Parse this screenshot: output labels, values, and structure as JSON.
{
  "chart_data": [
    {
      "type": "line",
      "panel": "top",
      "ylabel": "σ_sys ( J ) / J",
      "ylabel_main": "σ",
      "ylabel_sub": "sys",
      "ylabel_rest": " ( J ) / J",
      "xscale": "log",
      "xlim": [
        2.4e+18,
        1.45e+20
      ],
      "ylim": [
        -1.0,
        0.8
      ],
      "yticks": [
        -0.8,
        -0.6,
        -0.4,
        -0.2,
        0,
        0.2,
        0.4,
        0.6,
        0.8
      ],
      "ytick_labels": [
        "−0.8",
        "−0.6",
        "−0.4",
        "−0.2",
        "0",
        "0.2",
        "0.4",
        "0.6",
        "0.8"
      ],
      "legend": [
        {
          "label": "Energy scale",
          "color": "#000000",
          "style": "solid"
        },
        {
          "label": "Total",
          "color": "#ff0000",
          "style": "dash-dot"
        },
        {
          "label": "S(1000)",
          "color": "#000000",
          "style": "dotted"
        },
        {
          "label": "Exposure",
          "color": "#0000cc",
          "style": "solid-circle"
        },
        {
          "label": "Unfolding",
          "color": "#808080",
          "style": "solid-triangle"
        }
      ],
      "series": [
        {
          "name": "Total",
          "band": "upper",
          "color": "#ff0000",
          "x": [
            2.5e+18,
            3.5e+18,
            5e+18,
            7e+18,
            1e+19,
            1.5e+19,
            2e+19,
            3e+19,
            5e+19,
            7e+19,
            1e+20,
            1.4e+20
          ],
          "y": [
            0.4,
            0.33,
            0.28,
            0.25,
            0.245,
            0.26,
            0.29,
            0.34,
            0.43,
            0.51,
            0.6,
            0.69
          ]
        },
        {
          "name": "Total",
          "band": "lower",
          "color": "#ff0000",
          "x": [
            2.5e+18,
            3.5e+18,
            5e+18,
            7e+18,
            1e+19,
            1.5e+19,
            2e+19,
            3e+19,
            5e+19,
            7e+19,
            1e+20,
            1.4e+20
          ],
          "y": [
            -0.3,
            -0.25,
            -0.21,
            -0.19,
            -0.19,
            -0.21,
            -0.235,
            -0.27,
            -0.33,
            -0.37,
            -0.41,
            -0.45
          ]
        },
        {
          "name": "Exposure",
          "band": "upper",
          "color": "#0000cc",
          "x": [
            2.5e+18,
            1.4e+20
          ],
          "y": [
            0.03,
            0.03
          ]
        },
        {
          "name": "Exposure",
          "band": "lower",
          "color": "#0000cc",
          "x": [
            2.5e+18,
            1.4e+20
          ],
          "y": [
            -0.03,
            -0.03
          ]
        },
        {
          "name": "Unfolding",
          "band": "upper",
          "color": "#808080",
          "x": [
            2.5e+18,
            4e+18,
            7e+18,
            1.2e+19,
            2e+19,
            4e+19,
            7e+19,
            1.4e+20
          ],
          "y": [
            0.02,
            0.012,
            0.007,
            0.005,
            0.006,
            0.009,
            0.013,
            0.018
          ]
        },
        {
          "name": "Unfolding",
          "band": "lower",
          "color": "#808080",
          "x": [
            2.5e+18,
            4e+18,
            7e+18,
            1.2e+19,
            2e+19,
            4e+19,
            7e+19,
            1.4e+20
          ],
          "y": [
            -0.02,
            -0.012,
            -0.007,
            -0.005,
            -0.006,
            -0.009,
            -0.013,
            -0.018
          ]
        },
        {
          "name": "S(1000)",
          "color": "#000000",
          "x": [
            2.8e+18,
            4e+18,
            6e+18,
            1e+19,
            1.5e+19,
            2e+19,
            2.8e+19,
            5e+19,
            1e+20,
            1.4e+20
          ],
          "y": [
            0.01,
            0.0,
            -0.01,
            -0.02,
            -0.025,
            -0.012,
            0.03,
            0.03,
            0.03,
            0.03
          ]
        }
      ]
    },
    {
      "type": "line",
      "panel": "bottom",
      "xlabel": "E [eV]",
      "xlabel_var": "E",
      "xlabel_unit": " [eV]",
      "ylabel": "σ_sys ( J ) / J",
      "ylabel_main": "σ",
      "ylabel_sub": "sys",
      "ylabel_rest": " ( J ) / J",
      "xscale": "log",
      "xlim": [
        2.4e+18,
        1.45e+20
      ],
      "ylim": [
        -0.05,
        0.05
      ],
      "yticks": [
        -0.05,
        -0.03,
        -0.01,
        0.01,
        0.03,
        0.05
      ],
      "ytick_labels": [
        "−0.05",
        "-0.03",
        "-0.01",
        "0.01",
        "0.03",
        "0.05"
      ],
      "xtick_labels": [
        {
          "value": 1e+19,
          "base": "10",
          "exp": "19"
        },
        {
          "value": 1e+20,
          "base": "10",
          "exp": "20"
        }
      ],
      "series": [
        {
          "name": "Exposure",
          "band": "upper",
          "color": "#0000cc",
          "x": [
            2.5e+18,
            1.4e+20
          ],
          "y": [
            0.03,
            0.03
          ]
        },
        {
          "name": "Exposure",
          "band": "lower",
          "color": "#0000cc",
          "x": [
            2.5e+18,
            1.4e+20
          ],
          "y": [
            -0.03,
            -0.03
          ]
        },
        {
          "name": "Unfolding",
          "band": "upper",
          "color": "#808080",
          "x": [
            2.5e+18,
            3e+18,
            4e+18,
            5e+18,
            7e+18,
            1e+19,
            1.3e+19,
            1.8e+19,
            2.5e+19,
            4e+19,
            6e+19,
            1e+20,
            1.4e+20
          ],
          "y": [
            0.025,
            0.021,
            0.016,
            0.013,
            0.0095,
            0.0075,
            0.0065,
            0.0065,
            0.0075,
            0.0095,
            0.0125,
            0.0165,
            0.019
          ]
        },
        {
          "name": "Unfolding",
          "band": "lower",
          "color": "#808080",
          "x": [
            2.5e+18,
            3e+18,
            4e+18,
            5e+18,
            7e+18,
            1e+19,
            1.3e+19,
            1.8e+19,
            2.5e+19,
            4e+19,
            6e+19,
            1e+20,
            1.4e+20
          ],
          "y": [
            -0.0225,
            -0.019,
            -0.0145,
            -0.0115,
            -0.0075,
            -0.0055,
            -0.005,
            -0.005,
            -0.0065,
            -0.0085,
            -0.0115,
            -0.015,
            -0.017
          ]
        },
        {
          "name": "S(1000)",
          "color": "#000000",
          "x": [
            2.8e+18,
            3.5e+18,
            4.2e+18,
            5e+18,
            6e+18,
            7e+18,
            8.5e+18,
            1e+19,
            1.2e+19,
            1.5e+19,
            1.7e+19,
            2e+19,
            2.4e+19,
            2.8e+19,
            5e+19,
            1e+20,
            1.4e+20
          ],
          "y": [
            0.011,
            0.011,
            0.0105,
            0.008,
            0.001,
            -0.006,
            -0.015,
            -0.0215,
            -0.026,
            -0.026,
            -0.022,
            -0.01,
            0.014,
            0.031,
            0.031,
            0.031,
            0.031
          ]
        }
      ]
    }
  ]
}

_ _ _ _ _

→ Requirements
Using the entries above, return each line in which the word "style" occurs.

→ The result
          "style": "solid"
          "style": "dash-dot"
          "style": "dotted"
          "style": "solid-circle"
          "style": "solid-triangle"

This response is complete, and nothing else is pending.